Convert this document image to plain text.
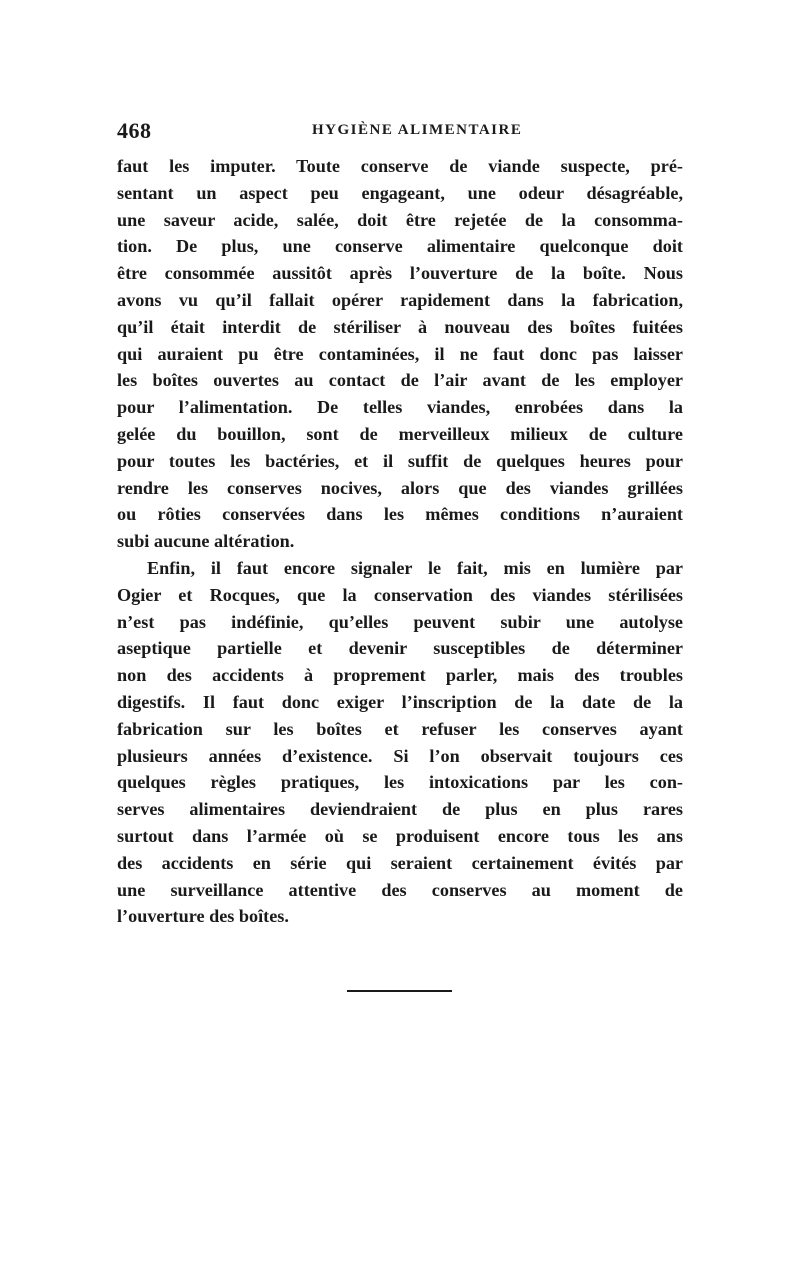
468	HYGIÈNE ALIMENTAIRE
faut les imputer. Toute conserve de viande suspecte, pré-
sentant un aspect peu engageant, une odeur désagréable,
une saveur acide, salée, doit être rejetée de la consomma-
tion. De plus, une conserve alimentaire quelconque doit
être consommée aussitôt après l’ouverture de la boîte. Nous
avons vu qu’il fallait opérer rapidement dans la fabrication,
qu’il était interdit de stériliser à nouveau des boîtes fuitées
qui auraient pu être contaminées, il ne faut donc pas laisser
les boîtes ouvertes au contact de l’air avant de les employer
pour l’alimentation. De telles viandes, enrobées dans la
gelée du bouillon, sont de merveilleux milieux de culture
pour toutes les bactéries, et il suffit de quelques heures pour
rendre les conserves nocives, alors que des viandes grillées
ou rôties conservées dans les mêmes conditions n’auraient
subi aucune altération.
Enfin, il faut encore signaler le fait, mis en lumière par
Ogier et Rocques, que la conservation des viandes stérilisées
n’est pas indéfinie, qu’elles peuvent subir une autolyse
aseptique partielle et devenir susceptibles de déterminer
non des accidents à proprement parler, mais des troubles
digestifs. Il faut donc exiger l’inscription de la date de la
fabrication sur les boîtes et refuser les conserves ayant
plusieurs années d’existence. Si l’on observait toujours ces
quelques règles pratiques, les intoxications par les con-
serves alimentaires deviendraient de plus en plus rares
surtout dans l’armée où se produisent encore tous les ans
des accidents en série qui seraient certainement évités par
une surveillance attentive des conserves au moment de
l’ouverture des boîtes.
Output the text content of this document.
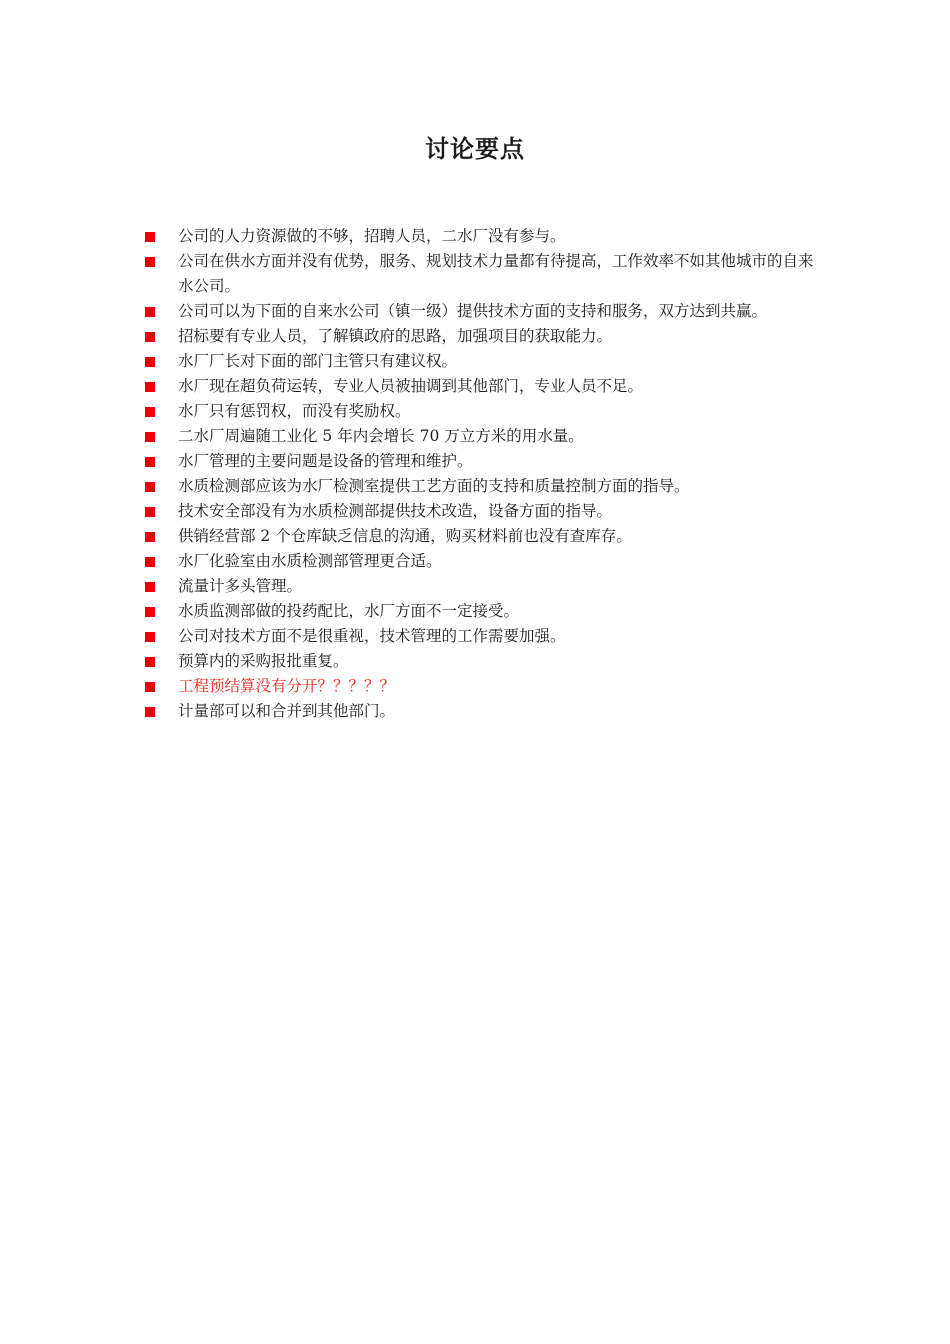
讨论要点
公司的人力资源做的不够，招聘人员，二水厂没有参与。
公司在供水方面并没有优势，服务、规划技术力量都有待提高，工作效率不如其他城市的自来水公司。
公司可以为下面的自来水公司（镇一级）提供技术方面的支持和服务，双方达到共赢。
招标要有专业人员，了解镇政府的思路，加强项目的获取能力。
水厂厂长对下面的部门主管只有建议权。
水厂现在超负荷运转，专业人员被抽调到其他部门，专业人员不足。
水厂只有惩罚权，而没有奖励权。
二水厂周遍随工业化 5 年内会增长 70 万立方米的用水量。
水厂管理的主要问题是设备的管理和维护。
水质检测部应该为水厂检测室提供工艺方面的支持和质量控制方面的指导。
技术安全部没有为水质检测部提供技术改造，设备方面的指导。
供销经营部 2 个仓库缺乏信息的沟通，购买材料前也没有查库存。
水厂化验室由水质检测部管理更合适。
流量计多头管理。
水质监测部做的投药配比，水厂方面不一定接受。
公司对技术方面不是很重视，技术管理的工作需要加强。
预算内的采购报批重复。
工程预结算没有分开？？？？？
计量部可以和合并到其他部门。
________________________________________
#### What is required:
The records above need to be restated word for word, with the pictures left out.

#### Worked answer:
Convert this document image to plain text.
468	HYGIÈNE ALIMENTAIRE
faut les imputer. Toute conserve de viande suspecte, pré-
sentant un aspect peu engageant, une odeur désagréable,
une saveur acide, salée, doit être rejetée de la consomma-
tion. De plus, une conserve alimentaire quelconque doit
être consommée aussitôt après l’ouverture de la boîte. Nous
avons vu qu’il fallait opérer rapidement dans la fabrication,
qu’il était interdit de stériliser à nouveau des boîtes fuitées
qui auraient pu être contaminées, il ne faut donc pas laisser
les boîtes ouvertes au contact de l’air avant de les employer
pour l’alimentation. De telles viandes, enrobées dans la
gelée du bouillon, sont de merveilleux milieux de culture
pour toutes les bactéries, et il suffit de quelques heures pour
rendre les conserves nocives, alors que des viandes grillées
ou rôties conservées dans les mêmes conditions n’auraient
subi aucune altération.
Enfin, il faut encore signaler le fait, mis en lumière par
Ogier et Rocques, que la conservation des viandes stérilisées
n’est pas indéfinie, qu’elles peuvent subir une autolyse
aseptique partielle et devenir susceptibles de déterminer
non des accidents à proprement parler, mais des troubles
digestifs. Il faut donc exiger l’inscription de la date de la
fabrication sur les boîtes et refuser les conserves ayant
plusieurs années d’existence. Si l’on observait toujours ces
quelques règles pratiques, les intoxications par les con-
serves alimentaires deviendraient de plus en plus rares
surtout dans l’armée où se produisent encore tous les ans
des accidents en série qui seraient certainement évités par
une surveillance attentive des conserves au moment de
l’ouverture des boîtes.
Output the text content of this document.
讨论要点
公司的人力资源做的不够，招聘人员，二水厂没有参与。
公司在供水方面并没有优势，服务、规划技术力量都有待提高，工作效率不如其他城市的自来水公司。
公司可以为下面的自来水公司（镇一级）提供技术方面的支持和服务，双方达到共赢。
招标要有专业人员，了解镇政府的思路，加强项目的获取能力。
水厂厂长对下面的部门主管只有建议权。
水厂现在超负荷运转，专业人员被抽调到其他部门，专业人员不足。
水厂只有惩罚权，而没有奖励权。
二水厂周遍随工业化 5 年内会增长 70 万立方米的用水量。
水厂管理的主要问题是设备的管理和维护。
水质检测部应该为水厂检测室提供工艺方面的支持和质量控制方面的指导。
技术安全部没有为水质检测部提供技术改造，设备方面的指导。
供销经营部 2 个仓库缺乏信息的沟通，购买材料前也没有查库存。
水厂化验室由水质检测部管理更合适。
流量计多头管理。
水质监测部做的投药配比，水厂方面不一定接受。
公司对技术方面不是很重视，技术管理的工作需要加强。
预算内的采购报批重复。
工程预结算没有分开？？？？？
计量部可以和合并到其他部门。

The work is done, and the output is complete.